__Problem requirements__
Collect every line below that contains the word "name".

---+---

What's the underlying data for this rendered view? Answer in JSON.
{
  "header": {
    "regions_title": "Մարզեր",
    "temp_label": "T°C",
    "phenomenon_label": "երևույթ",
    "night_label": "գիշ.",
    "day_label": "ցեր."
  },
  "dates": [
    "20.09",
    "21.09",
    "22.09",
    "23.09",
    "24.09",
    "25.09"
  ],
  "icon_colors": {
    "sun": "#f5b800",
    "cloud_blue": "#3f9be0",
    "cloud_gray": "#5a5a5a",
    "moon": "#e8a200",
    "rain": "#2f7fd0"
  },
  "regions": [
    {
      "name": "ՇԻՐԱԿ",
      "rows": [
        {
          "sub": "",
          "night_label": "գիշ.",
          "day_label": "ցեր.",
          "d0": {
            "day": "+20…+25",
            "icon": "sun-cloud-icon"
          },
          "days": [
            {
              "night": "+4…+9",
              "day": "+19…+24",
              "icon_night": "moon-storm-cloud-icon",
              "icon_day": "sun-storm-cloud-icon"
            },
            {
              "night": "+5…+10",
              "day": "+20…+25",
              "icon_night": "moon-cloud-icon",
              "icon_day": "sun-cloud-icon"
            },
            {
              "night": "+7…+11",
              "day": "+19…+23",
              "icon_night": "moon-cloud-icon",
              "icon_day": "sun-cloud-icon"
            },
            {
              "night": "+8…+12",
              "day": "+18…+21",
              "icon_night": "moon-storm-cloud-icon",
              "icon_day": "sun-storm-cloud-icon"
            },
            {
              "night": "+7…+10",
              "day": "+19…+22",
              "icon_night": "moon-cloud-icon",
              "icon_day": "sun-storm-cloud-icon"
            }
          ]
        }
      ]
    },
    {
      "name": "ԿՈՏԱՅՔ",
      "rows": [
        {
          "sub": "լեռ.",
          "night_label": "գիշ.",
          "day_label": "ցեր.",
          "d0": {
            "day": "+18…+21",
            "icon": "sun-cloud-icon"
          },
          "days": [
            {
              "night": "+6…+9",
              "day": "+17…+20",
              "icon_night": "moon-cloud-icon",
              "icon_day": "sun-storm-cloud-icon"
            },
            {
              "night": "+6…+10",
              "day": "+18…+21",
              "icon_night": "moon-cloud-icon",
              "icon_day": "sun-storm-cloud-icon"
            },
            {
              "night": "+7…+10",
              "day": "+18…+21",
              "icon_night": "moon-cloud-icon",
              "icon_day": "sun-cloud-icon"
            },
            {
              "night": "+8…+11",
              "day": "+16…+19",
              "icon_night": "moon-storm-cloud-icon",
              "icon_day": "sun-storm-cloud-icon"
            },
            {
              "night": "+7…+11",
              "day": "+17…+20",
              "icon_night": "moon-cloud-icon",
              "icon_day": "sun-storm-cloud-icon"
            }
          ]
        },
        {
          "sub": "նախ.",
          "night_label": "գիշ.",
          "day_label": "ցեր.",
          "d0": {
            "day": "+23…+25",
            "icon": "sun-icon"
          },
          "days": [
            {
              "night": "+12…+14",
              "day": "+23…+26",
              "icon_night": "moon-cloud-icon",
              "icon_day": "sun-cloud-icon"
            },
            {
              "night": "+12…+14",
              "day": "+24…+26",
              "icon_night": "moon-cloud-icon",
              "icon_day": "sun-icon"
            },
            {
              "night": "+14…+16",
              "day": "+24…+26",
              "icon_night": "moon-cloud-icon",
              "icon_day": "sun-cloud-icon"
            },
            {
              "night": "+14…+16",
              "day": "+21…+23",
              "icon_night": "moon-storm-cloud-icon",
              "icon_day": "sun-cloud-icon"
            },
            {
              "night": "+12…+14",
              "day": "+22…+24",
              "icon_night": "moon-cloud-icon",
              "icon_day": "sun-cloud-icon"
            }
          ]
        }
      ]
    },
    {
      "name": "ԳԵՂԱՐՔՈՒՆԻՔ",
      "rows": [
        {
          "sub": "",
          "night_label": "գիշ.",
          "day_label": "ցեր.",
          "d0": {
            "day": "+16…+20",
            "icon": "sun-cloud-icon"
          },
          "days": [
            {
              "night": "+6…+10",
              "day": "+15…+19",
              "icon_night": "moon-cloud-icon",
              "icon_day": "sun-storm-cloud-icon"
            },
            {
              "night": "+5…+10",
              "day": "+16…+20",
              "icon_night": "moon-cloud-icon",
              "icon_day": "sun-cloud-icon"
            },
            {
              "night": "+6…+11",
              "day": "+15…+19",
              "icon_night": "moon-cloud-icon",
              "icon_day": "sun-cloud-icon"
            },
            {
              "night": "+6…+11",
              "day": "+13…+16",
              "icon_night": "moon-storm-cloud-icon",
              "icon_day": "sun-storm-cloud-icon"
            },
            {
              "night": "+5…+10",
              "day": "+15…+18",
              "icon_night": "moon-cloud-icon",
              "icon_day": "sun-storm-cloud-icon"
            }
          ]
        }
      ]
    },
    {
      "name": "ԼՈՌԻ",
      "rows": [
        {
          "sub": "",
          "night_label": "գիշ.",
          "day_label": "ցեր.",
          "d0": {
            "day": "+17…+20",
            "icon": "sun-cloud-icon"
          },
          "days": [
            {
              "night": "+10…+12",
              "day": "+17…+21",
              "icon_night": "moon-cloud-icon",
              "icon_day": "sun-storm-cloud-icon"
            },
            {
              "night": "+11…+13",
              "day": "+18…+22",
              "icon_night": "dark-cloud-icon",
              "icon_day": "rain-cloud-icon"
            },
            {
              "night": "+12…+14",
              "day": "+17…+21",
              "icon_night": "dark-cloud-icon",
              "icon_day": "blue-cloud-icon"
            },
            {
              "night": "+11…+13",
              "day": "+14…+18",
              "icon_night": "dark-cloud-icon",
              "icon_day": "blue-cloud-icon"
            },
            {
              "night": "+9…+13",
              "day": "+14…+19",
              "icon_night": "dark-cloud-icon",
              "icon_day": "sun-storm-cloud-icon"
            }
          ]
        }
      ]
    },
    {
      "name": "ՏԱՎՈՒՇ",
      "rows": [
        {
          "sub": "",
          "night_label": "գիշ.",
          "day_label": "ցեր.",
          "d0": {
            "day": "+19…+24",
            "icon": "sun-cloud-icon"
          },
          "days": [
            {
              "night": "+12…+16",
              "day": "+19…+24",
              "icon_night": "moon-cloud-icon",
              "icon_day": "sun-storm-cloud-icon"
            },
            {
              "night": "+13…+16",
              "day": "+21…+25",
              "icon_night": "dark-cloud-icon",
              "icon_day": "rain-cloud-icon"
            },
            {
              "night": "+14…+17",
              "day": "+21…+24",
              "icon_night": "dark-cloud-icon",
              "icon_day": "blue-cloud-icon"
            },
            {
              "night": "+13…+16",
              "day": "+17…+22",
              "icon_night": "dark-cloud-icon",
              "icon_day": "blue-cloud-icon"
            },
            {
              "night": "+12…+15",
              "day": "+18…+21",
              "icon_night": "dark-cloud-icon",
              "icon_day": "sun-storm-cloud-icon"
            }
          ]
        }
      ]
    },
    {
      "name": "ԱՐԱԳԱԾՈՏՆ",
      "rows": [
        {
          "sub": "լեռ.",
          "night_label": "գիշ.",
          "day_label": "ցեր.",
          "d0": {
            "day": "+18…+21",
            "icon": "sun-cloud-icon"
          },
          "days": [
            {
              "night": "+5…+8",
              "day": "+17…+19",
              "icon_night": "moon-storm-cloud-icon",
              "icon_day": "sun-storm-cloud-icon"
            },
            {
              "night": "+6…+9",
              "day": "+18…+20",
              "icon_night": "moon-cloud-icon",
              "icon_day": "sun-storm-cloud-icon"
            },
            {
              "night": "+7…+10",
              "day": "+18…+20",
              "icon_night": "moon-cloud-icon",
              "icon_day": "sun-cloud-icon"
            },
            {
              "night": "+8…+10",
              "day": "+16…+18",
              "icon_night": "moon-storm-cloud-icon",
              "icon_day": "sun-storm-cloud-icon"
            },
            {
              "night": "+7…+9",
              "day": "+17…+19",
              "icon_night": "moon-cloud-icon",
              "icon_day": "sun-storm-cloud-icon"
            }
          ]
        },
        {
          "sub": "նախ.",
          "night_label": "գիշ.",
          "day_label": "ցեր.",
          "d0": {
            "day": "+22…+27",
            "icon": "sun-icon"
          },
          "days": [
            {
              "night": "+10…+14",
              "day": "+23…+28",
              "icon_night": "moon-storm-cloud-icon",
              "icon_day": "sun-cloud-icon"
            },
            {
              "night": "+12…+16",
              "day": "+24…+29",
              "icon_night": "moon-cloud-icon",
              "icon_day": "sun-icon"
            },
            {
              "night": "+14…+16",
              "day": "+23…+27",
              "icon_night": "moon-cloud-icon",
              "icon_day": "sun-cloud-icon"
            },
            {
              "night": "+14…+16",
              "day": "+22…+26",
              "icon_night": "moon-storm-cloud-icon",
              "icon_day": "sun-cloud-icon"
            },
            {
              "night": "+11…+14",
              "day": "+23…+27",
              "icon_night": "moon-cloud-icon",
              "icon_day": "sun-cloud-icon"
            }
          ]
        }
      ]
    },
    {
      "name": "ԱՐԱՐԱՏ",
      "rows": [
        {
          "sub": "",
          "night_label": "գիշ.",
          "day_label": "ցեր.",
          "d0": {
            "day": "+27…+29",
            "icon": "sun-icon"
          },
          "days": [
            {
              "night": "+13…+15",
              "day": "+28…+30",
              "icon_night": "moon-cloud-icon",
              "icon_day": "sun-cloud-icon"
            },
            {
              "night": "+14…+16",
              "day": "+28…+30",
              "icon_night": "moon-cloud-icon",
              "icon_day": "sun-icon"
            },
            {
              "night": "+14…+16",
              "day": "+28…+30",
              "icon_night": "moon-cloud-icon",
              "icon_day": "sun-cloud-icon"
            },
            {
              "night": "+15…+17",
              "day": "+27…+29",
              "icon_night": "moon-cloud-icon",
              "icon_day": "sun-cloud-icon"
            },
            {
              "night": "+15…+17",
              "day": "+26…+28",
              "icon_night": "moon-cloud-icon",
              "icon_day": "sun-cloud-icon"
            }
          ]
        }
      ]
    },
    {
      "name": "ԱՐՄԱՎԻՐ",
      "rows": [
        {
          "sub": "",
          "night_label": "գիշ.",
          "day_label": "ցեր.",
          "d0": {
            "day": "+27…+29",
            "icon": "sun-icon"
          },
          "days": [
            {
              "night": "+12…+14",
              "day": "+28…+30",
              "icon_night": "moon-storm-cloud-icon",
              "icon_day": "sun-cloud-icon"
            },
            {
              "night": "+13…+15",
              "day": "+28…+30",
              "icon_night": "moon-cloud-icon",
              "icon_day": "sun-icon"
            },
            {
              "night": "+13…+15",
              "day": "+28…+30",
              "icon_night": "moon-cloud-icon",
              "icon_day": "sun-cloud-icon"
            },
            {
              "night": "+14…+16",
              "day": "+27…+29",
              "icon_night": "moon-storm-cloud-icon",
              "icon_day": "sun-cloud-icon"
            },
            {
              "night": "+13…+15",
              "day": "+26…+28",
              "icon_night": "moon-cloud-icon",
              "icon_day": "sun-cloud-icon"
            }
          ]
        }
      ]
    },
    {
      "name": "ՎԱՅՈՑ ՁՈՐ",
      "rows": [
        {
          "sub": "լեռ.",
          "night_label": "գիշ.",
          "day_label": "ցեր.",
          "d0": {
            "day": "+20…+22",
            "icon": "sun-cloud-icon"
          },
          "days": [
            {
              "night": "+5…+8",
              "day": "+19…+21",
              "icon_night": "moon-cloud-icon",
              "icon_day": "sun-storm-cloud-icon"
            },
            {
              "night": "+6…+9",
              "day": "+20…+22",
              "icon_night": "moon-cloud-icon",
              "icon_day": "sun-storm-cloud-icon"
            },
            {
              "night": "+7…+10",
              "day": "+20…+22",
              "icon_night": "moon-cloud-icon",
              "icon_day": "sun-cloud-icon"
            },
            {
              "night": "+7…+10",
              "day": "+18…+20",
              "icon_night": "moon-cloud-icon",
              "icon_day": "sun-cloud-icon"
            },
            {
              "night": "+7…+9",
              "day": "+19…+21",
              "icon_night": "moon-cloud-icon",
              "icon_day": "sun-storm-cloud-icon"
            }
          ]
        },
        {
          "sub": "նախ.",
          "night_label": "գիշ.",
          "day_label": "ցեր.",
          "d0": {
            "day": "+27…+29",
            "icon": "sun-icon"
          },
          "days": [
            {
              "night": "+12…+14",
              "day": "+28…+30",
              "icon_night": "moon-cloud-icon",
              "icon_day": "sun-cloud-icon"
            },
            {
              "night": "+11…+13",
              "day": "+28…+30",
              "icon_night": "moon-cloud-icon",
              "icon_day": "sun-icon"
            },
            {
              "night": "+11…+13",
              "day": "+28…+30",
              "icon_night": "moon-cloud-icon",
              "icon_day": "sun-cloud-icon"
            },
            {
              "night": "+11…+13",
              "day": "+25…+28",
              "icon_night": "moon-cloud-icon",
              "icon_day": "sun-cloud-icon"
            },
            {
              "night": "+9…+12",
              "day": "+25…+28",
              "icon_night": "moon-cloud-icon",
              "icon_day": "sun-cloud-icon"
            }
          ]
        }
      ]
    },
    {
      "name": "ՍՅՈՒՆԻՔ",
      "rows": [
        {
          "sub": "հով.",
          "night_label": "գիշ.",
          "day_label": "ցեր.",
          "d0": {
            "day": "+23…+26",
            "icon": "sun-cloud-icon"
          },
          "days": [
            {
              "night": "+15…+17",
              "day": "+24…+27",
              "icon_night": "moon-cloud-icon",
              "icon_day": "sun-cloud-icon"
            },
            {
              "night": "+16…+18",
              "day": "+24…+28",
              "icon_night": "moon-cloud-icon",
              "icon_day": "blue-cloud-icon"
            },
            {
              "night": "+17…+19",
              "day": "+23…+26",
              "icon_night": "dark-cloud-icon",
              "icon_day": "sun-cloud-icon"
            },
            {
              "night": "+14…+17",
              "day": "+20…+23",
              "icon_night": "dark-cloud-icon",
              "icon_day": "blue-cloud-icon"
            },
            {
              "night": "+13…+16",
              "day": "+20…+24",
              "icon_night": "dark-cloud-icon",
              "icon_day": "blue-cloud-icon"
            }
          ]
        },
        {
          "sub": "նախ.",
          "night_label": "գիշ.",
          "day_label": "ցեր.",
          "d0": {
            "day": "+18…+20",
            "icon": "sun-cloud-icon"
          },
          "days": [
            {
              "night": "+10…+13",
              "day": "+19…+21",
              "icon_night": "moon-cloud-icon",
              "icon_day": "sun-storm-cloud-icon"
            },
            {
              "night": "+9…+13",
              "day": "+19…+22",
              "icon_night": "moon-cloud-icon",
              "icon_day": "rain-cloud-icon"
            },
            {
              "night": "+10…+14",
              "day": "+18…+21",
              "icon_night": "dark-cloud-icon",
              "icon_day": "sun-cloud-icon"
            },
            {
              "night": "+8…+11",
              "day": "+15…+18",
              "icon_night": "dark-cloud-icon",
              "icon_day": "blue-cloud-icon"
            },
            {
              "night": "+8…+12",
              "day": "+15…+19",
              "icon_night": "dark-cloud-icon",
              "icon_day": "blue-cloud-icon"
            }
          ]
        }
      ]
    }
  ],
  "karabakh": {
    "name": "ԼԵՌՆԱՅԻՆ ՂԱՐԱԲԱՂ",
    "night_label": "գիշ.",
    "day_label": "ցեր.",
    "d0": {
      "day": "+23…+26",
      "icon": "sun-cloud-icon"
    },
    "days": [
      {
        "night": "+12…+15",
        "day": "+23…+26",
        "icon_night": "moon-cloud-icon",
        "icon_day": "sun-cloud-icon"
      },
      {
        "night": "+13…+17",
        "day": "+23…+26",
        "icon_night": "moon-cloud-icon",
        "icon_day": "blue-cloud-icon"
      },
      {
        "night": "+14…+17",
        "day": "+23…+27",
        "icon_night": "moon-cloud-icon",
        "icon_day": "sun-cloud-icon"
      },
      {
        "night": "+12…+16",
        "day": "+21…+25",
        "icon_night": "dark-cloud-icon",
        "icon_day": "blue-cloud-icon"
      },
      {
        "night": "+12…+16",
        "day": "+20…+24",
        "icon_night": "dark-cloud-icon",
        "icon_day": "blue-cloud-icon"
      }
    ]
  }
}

---+---

__Answer to this exercise__
      "name": "ՇԻՐԱԿ",
      "name": "ԿՈՏԱՅՔ",
      "name": "ԳԵՂԱՐՔՈՒՆԻՔ",
      "name": "ԼՈՌԻ",
      "name": "ՏԱՎՈՒՇ",
      "name": "ԱՐԱԳԱԾՈՏՆ",
      "name": "ԱՐԱՐԱՏ",
      "name": "ԱՐՄԱՎԻՐ",
      "name": "ՎԱՅՈՑ ՁՈՐ",
      "name": "ՍՅՈՒՆԻՔ",
    "name": "ԼԵՌՆԱՅԻՆ ՂԱՐԱԲԱՂ",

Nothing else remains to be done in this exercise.